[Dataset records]
-------------------------
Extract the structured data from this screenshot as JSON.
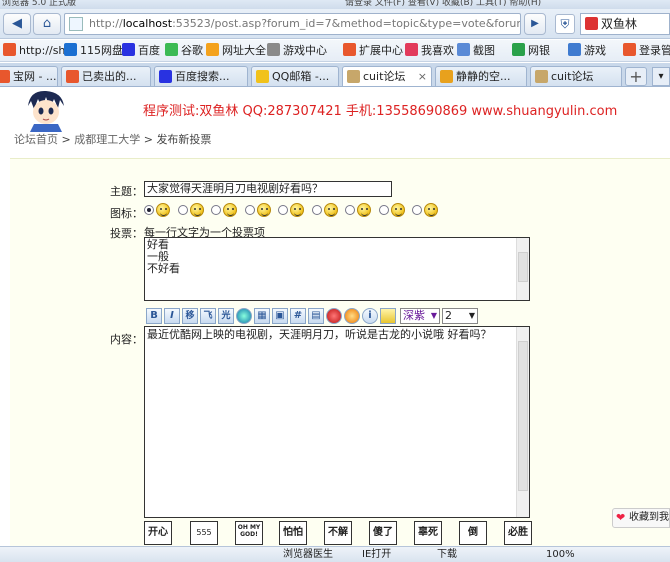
{
  "browser": {
    "title_left": "浏览器 5.0 正式版",
    "title_right": "请登录   文件(F)  查看(V)  收藏(B)  工具(T)  帮助(H)",
    "address_prefix": "http://",
    "address_host": "localhost",
    "address_rest": ":53523/post.asp?forum_id=7&method=topic&type=vote&forum_title",
    "search_value": "双鱼林"
  },
  "bookmarks": [
    {
      "label": "http://sh",
      "color": "#e8572d"
    },
    {
      "label": "115网盘",
      "color": "#1b6fd1"
    },
    {
      "label": "百度",
      "color": "#2932e1"
    },
    {
      "label": "谷歌",
      "color": "#3cba54"
    },
    {
      "label": "网址大全",
      "color": "#f4a21d"
    },
    {
      "label": "游戏中心",
      "color": "#8a8a8a"
    },
    {
      "label": "扩展中心",
      "color": "#e8572d"
    },
    {
      "label": "我喜欢",
      "color": "#e23a5b"
    },
    {
      "label": "截图",
      "color": "#5a8ad6"
    },
    {
      "label": "网银",
      "color": "#2aa14a"
    },
    {
      "label": "游戏",
      "color": "#3f7bd0"
    },
    {
      "label": "登录管",
      "color": "#e8572d"
    }
  ],
  "tabs": [
    {
      "label": "宝网 - ...",
      "color": "#e8572d"
    },
    {
      "label": "已卖出的...",
      "color": "#e8572d"
    },
    {
      "label": "百度搜索...",
      "color": "#2932e1"
    },
    {
      "label": "QQ邮箱 -...",
      "color": "#f1c21b"
    },
    {
      "label": "cuit论坛",
      "color": "#c7a76a"
    },
    {
      "label": "静静的空...",
      "color": "#e8a11d"
    },
    {
      "label": "cuit论坛",
      "color": "#c7a76a"
    }
  ],
  "page": {
    "headline": "程序测试:双鱼林 QQ:287307421 手机:13558690869 www.shuangyulin.com",
    "breadcrumb": [
      "论坛首页",
      "成都理工大学",
      "发布新投票"
    ],
    "subject_label": "主题：",
    "subject_value": "大家觉得天涯明月刀电视剧好看吗？",
    "icon_label": "图标：",
    "poll_label": "投票：",
    "poll_hint": "每一行文字为一个投票项",
    "poll_items": [
      "好看",
      "一般",
      "不好看"
    ],
    "content_label": "内容：",
    "content_value": "最近优酷网上映的电视剧，天涯明月刀，听说是古龙的小说哦 好看吗？",
    "color_select": "深紫",
    "size_select": "2",
    "toolbar_letters": [
      "B",
      "I",
      "移",
      "飞",
      "光"
    ],
    "emotes": [
      "开心",
      "555",
      "OH MY GOD!",
      "怕怕",
      "不解",
      "傻了",
      "辜死",
      "倒",
      "必胜"
    ],
    "favorite": "收藏到我"
  },
  "status": {
    "a": "浏览器医生",
    "b": "IE打开",
    "c": "下载",
    "zoom": "100%"
  }
}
-------------------------
Exercise details: Every record above should be written out again without change, except that the pictures are left out.

Solution:
Extract the structured data from this screenshot as JSON.
{
  "browser": {
    "title_left": "浏览器 5.0 正式版",
    "title_right": "请登录   文件(F)  查看(V)  收藏(B)  工具(T)  帮助(H)",
    "address_prefix": "http://",
    "address_host": "localhost",
    "address_rest": ":53523/post.asp?forum_id=7&method=topic&type=vote&forum_title",
    "search_value": "双鱼林"
  },
  "bookmarks": [
    {
      "label": "http://sh",
      "color": "#e8572d"
    },
    {
      "label": "115网盘",
      "color": "#1b6fd1"
    },
    {
      "label": "百度",
      "color": "#2932e1"
    },
    {
      "label": "谷歌",
      "color": "#3cba54"
    },
    {
      "label": "网址大全",
      "color": "#f4a21d"
    },
    {
      "label": "游戏中心",
      "color": "#8a8a8a"
    },
    {
      "label": "扩展中心",
      "color": "#e8572d"
    },
    {
      "label": "我喜欢",
      "color": "#e23a5b"
    },
    {
      "label": "截图",
      "color": "#5a8ad6"
    },
    {
      "label": "网银",
      "color": "#2aa14a"
    },
    {
      "label": "游戏",
      "color": "#3f7bd0"
    },
    {
      "label": "登录管",
      "color": "#e8572d"
    }
  ],
  "tabs": [
    {
      "label": "宝网 - ...",
      "color": "#e8572d"
    },
    {
      "label": "已卖出的...",
      "color": "#e8572d"
    },
    {
      "label": "百度搜索...",
      "color": "#2932e1"
    },
    {
      "label": "QQ邮箱 -...",
      "color": "#f1c21b"
    },
    {
      "label": "cuit论坛",
      "color": "#c7a76a"
    },
    {
      "label": "静静的空...",
      "color": "#e8a11d"
    },
    {
      "label": "cuit论坛",
      "color": "#c7a76a"
    }
  ],
  "page": {
    "headline": "程序测试:双鱼林 QQ:287307421 手机:13558690869 www.shuangyulin.com",
    "breadcrumb": [
      "论坛首页",
      "成都理工大学",
      "发布新投票"
    ],
    "subject_label": "主题：",
    "subject_value": "大家觉得天涯明月刀电视剧好看吗？",
    "icon_label": "图标：",
    "poll_label": "投票：",
    "poll_hint": "每一行文字为一个投票项",
    "poll_items": [
      "好看",
      "一般",
      "不好看"
    ],
    "content_label": "内容：",
    "content_value": "最近优酷网上映的电视剧，天涯明月刀，听说是古龙的小说哦 好看吗？",
    "color_select": "深紫",
    "size_select": "2",
    "toolbar_letters": [
      "B",
      "I",
      "移",
      "飞",
      "光"
    ],
    "emotes": [
      "开心",
      "555",
      "OH MY GOD!",
      "怕怕",
      "不解",
      "傻了",
      "辜死",
      "倒",
      "必胜"
    ],
    "favorite": "收藏到我"
  },
  "status": {
    "a": "浏览器医生",
    "b": "IE打开",
    "c": "下载",
    "zoom": "100%"
  }
}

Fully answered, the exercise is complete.